**WRITTEN TASK**
Locate every line in the records below that contains the word "Identifiers", and copy each one.

**THE DATA**

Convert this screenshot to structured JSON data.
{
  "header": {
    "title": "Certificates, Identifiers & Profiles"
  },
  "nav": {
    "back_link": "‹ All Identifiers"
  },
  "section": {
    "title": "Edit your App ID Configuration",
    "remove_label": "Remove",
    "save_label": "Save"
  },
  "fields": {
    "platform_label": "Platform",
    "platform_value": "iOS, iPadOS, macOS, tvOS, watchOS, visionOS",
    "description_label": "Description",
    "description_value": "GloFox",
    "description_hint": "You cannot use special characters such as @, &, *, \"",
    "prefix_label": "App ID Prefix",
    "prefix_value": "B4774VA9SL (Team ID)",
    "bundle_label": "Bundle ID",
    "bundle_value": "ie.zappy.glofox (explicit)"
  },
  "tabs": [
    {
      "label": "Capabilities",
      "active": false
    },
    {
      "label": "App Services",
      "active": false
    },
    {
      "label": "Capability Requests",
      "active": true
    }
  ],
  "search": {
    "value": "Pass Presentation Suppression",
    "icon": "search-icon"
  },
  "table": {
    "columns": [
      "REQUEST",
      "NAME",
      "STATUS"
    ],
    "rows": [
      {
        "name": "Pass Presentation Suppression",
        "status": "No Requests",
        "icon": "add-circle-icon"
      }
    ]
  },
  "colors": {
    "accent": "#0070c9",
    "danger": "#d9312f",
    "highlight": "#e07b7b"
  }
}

**EXPECTED ANSWER**
    "title": "Certificates, Identifiers & Profiles"
    "back_link": "‹ All Identifiers"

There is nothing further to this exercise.